___ Stored rows
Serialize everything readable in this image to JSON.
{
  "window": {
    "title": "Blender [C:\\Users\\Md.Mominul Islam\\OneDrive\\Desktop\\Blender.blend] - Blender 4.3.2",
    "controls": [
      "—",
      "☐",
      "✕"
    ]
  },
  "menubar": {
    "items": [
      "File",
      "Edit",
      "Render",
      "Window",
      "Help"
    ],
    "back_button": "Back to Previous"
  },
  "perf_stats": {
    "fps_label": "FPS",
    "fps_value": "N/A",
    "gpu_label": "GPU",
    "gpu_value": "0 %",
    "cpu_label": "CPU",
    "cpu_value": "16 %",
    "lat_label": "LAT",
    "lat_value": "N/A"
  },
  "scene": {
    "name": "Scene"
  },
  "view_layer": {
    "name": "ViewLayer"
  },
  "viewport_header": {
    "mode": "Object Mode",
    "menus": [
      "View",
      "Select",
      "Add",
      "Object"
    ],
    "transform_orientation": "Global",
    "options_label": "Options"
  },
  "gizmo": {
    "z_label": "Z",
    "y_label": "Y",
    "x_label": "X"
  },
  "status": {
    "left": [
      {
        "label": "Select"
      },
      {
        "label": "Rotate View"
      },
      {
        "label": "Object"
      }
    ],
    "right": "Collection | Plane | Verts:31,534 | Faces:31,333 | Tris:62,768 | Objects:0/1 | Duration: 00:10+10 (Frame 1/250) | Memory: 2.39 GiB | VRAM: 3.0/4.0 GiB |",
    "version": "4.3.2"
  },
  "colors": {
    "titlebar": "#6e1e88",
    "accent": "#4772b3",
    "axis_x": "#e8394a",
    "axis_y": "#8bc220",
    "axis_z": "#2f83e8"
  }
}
______
- _What you will do_: Go back to the listing above and please repeat it exactly.

- _Correct answer_:
Serialize everything readable in this image to JSON.
{
  "window": {
    "title": "Blender [C:\\Users\\Md.Mominul Islam\\OneDrive\\Desktop\\Blender.blend] - Blender 4.3.2",
    "controls": [
      "—",
      "☐",
      "✕"
    ]
  },
  "menubar": {
    "items": [
      "File",
      "Edit",
      "Render",
      "Window",
      "Help"
    ],
    "back_button": "Back to Previous"
  },
  "perf_stats": {
    "fps_label": "FPS",
    "fps_value": "N/A",
    "gpu_label": "GPU",
    "gpu_value": "0 %",
    "cpu_label": "CPU",
    "cpu_value": "16 %",
    "lat_label": "LAT",
    "lat_value": "N/A"
  },
  "scene": {
    "name": "Scene"
  },
  "view_layer": {
    "name": "ViewLayer"
  },
  "viewport_header": {
    "mode": "Object Mode",
    "menus": [
      "View",
      "Select",
      "Add",
      "Object"
    ],
    "transform_orientation": "Global",
    "options_label": "Options"
  },
  "gizmo": {
    "z_label": "Z",
    "y_label": "Y",
    "x_label": "X"
  },
  "status": {
    "left": [
      {
        "label": "Select"
      },
      {
        "label": "Rotate View"
      },
      {
        "label": "Object"
      }
    ],
    "right": "Collection | Plane | Verts:31,534 | Faces:31,333 | Tris:62,768 | Objects:0/1 | Duration: 00:10+10 (Frame 1/250) | Memory: 2.39 GiB | VRAM: 3.0/4.0 GiB |",
    "version": "4.3.2"
  },
  "colors": {
    "titlebar": "#6e1e88",
    "accent": "#4772b3",
    "axis_x": "#e8394a",
    "axis_y": "#8bc220",
    "axis_z": "#2f83e8"
  }
}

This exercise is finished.